Task objective:
Reproduce all of the data exactly, with no line skipped.

Dataset records:
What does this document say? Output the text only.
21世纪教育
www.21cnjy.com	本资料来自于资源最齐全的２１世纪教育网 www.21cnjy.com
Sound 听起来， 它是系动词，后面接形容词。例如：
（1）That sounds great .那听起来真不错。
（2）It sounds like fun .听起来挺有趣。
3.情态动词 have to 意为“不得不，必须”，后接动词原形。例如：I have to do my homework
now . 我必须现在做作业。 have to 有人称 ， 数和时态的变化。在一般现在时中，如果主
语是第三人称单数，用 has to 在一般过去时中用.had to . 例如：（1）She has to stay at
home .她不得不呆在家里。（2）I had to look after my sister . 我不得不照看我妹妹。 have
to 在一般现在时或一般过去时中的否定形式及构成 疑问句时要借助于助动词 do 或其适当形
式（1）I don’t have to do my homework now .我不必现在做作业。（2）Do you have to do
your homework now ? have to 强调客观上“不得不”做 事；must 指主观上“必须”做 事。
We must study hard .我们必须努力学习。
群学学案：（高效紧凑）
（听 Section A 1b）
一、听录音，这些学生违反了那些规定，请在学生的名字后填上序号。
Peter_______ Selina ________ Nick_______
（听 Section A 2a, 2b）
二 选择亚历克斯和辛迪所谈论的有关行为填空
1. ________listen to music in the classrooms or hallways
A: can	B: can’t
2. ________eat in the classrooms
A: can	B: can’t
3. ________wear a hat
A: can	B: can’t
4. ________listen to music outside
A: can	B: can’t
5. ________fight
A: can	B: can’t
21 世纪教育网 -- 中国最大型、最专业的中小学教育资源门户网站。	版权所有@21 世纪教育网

Result of the task:
What does this document say? Output the text only.
21世纪教育
www.21cnjy.com	本资料来自于资源最齐全的２１世纪教育网 www.21cnjy.com
Sound 听起来， 它是系动词，后面接形容词。例如：
（1）That sounds great .那听起来真不错。
（2）It sounds like fun .听起来挺有趣。
3.情态动词 have to 意为“不得不，必须”，后接动词原形。例如：I have to do my homework
now . 我必须现在做作业。 have to 有人称 ， 数和时态的变化。在一般现在时中，如果主
语是第三人称单数，用 has to 在一般过去时中用.had to . 例如：（1）She has to stay at
home .她不得不呆在家里。（2）I had to look after my sister . 我不得不照看我妹妹。 have
to 在一般现在时或一般过去时中的否定形式及构成 疑问句时要借助于助动词 do 或其适当形
式（1）I don’t have to do my homework now .我不必现在做作业。（2）Do you have to do
your homework now ? have to 强调客观上“不得不”做 事；must 指主观上“必须”做 事。
We must study hard .我们必须努力学习。
群学学案：（高效紧凑）
（听 Section A 1b）
一、听录音，这些学生违反了那些规定，请在学生的名字后填上序号。
Peter_______ Selina ________ Nick_______
（听 Section A 2a, 2b）
二 选择亚历克斯和辛迪所谈论的有关行为填空
1. ________listen to music in the classrooms or hallways
A: can	B: can’t
2. ________eat in the classrooms
A: can	B: can’t
3. ________wear a hat
A: can	B: can’t
4. ________listen to music outside
A: can	B: can’t
5. ________fight
A: can	B: can’t
21 世纪教育网 -- 中国最大型、最专业的中小学教育资源门户网站。	版权所有@21 世纪教育网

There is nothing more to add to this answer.